_What is needed_
The data that follows is to be copied exactly, with each image removed.

_Provided data_
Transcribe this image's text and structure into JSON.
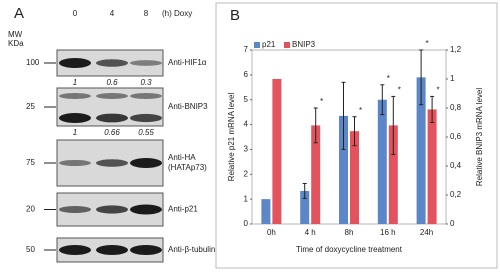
{
  "panel_a": {
    "label": "A",
    "mw_label": [
      "MW",
      "KDa"
    ],
    "timepoints": [
      "0",
      "4",
      "8"
    ],
    "time_unit": "(h) Doxy",
    "blots": [
      {
        "mw": "100",
        "antibody": [
          "Anti-HIF1α"
        ],
        "quantification": [
          "1",
          "0.6",
          "0.3"
        ]
      },
      {
        "mw": "25",
        "antibody": [
          "Anti-BNIP3"
        ],
        "quantification": [
          "1",
          "0.66",
          "0.55"
        ]
      },
      {
        "mw": "75",
        "antibody": [
          "Anti-HA",
          "(HATAp73)"
        ]
      },
      {
        "mw": "20",
        "antibody": [
          "Anti-p21"
        ]
      },
      {
        "mw": "50",
        "antibody": [
          "Anti-β-tubulin"
        ]
      }
    ]
  },
  "chart_data": {
    "type": "bar",
    "label": "B",
    "xlabel": "Time of doxycycline treatment",
    "ylabel": "Relative p21 mRNA level",
    "y2label": "Relative BNIP3 mRNA level",
    "categories": [
      "0h",
      "4 h",
      "8h",
      "16 h",
      "24h"
    ],
    "series": [
      {
        "name": "p21",
        "color": "#5b86c8",
        "values": [
          1,
          1.33,
          4.35,
          5.0,
          5.9
        ],
        "errors": [
          null,
          0.3,
          1.35,
          0.6,
          1.1
        ],
        "annotations": [
          null,
          null,
          null,
          "*",
          "*"
        ]
      },
      {
        "name": "BNIP3",
        "color": "#e2535d",
        "axis": "y2",
        "values": [
          1.0,
          0.68,
          0.64,
          0.68,
          0.79
        ],
        "errors": [
          null,
          0.12,
          0.1,
          0.2,
          0.09
        ],
        "annotations": [
          null,
          "*",
          "*",
          "*",
          "*"
        ]
      }
    ],
    "ylim": [
      0,
      7
    ],
    "yticks": [
      0,
      1,
      2,
      3,
      4,
      5,
      6,
      7
    ],
    "y2lim": [
      0,
      1.2
    ],
    "y2ticks": [
      0,
      {
        "value": 0.2,
        "label": "0,2"
      },
      {
        "value": 0.4,
        "label": "0,4"
      },
      {
        "value": 0.6,
        "label": "0,6"
      },
      {
        "value": 0.8,
        "label": "0,8"
      },
      1,
      {
        "value": 1.2,
        "label": "1,2"
      }
    ],
    "legend": "top-left"
  }
}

_The completed task_
Transcribe this image's text and structure into JSON.
{
  "panel_a": {
    "label": "A",
    "mw_label": [
      "MW",
      "KDa"
    ],
    "timepoints": [
      "0",
      "4",
      "8"
    ],
    "time_unit": "(h) Doxy",
    "blots": [
      {
        "mw": "100",
        "antibody": [
          "Anti-HIF1α"
        ],
        "quantification": [
          "1",
          "0.6",
          "0.3"
        ]
      },
      {
        "mw": "25",
        "antibody": [
          "Anti-BNIP3"
        ],
        "quantification": [
          "1",
          "0.66",
          "0.55"
        ]
      },
      {
        "mw": "75",
        "antibody": [
          "Anti-HA",
          "(HATAp73)"
        ]
      },
      {
        "mw": "20",
        "antibody": [
          "Anti-p21"
        ]
      },
      {
        "mw": "50",
        "antibody": [
          "Anti-β-tubulin"
        ]
      }
    ]
  },
  "chart_data": {
    "type": "bar",
    "label": "B",
    "xlabel": "Time of doxycycline treatment",
    "ylabel": "Relative p21 mRNA level",
    "y2label": "Relative BNIP3 mRNA level",
    "categories": [
      "0h",
      "4 h",
      "8h",
      "16 h",
      "24h"
    ],
    "series": [
      {
        "name": "p21",
        "color": "#5b86c8",
        "values": [
          1,
          1.33,
          4.35,
          5.0,
          5.9
        ],
        "errors": [
          null,
          0.3,
          1.35,
          0.6,
          1.1
        ],
        "annotations": [
          null,
          null,
          null,
          "*",
          "*"
        ]
      },
      {
        "name": "BNIP3",
        "color": "#e2535d",
        "axis": "y2",
        "values": [
          1.0,
          0.68,
          0.64,
          0.68,
          0.79
        ],
        "errors": [
          null,
          0.12,
          0.1,
          0.2,
          0.09
        ],
        "annotations": [
          null,
          "*",
          "*",
          "*",
          "*"
        ]
      }
    ],
    "ylim": [
      0,
      7
    ],
    "yticks": [
      0,
      1,
      2,
      3,
      4,
      5,
      6,
      7
    ],
    "y2lim": [
      0,
      1.2
    ],
    "y2ticks": [
      0,
      {
        "value": 0.2,
        "label": "0,2"
      },
      {
        "value": 0.4,
        "label": "0,4"
      },
      {
        "value": 0.6,
        "label": "0,6"
      },
      {
        "value": 0.8,
        "label": "0,8"
      },
      1,
      {
        "value": 1.2,
        "label": "1,2"
      }
    ],
    "legend": "top-left"
  }
}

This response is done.